=== Problem to solve ===
Reproduce the records from the first line through the line that contains "panel-duration-cell: Duration 01:00", swapping "Itemize" for "Enumerate" and leaving everything else untouched.

=== Dataset content ===
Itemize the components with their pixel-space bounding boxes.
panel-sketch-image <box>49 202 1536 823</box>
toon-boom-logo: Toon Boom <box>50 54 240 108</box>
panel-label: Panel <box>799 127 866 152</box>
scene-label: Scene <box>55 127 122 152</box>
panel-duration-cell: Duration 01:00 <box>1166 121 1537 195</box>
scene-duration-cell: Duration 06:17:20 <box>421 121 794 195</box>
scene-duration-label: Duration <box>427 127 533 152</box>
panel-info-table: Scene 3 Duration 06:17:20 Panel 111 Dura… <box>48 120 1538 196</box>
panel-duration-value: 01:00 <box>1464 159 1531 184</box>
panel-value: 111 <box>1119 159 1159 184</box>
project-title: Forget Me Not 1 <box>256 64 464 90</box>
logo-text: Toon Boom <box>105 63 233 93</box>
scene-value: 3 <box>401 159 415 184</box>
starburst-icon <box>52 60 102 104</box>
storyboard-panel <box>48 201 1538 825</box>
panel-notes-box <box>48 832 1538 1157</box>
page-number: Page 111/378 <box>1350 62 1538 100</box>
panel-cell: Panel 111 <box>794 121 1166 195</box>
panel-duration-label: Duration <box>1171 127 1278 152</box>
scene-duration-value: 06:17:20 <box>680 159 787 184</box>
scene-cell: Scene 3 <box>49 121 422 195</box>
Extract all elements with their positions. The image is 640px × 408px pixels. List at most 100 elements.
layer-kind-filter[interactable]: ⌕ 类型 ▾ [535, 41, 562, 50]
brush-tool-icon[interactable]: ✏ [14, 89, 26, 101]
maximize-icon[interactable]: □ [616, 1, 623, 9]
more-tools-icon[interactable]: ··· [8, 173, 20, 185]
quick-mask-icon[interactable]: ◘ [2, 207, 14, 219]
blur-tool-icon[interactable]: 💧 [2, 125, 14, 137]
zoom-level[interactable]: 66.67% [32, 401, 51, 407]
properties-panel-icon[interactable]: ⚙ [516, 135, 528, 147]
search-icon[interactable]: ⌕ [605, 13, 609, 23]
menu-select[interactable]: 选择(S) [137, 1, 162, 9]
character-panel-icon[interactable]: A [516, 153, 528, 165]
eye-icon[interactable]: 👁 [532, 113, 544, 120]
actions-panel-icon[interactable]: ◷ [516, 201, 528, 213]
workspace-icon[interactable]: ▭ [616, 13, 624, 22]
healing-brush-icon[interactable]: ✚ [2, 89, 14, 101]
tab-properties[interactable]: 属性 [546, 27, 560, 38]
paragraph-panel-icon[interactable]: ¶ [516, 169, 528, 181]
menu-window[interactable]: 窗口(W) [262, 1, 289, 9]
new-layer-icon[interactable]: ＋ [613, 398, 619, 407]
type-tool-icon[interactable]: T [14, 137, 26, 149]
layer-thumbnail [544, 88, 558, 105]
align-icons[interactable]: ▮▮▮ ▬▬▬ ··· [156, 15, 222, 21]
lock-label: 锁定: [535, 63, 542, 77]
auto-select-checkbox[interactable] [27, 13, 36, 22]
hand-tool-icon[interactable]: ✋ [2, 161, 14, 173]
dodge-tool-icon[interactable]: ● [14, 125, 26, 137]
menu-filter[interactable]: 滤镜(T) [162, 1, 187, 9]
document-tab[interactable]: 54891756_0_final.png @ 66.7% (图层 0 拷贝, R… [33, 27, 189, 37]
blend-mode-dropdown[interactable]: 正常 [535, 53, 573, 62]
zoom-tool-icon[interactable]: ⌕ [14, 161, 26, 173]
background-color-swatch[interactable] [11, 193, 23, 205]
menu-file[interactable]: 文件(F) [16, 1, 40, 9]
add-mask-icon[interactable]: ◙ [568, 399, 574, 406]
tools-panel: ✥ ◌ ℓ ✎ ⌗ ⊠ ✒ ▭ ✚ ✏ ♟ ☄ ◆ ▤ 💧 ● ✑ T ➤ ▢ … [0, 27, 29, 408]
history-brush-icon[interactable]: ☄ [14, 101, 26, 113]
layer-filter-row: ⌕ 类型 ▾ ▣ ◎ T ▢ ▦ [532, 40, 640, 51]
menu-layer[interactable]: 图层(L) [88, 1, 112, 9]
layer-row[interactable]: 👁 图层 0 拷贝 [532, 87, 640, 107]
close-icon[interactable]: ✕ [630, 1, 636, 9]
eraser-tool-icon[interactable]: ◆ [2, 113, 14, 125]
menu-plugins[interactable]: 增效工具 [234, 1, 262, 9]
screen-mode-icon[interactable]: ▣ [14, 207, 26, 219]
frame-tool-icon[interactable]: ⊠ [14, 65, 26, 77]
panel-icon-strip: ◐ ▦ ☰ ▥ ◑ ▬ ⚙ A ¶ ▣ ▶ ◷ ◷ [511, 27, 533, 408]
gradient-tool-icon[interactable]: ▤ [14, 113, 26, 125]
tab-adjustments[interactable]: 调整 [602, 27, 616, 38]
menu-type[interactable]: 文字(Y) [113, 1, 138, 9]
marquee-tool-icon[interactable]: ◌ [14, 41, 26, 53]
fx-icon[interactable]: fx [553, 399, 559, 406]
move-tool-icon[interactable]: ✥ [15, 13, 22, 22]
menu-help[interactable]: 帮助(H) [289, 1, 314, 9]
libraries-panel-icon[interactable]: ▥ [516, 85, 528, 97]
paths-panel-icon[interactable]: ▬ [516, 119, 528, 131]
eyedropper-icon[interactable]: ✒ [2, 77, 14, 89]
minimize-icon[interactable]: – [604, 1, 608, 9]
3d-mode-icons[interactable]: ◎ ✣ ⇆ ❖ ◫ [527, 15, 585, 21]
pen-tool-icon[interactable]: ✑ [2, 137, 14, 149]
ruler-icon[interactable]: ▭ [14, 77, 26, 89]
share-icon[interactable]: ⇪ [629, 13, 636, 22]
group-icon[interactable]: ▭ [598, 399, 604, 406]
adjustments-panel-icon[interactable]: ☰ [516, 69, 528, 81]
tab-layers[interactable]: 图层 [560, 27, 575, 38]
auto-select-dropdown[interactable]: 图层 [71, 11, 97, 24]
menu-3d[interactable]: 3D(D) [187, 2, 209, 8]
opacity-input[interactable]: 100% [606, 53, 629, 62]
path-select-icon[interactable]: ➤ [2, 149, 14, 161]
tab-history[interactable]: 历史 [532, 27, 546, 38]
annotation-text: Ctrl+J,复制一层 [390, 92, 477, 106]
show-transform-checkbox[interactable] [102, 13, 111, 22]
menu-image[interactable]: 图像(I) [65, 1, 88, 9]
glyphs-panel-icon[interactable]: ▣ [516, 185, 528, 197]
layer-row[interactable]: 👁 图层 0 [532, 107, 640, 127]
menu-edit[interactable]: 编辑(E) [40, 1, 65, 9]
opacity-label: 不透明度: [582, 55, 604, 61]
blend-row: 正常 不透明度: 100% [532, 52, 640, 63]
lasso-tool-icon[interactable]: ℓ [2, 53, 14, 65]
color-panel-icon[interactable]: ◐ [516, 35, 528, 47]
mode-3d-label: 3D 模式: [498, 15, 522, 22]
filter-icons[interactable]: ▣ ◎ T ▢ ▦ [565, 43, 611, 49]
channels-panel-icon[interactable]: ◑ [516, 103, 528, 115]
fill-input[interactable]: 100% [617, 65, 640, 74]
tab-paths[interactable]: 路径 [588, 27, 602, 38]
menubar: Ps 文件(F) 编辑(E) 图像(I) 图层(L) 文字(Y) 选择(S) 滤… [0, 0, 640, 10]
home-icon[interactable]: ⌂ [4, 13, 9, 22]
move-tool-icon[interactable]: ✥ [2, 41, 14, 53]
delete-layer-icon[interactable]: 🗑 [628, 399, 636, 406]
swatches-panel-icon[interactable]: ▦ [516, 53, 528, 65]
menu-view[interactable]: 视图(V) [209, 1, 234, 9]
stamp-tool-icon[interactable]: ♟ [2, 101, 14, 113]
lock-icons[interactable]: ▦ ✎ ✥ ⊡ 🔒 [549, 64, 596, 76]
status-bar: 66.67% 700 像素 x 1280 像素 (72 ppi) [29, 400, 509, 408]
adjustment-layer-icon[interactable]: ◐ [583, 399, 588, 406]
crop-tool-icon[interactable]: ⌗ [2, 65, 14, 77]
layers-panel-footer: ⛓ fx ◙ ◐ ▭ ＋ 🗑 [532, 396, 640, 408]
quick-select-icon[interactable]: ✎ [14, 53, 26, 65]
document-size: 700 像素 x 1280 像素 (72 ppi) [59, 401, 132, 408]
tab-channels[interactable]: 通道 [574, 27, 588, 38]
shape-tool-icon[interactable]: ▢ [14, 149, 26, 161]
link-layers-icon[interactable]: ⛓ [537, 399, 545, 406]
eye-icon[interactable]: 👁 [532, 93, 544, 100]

=== Answer for this exercise ===
Enumerate the components with their pixel-space bounding boxes.
panel-sketch-image <box>49 202 1536 823</box>
toon-boom-logo: Toon Boom <box>50 54 240 108</box>
panel-label: Panel <box>799 127 866 152</box>
scene-label: Scene <box>55 127 122 152</box>
panel-duration-cell: Duration 01:00 <box>1166 121 1537 195</box>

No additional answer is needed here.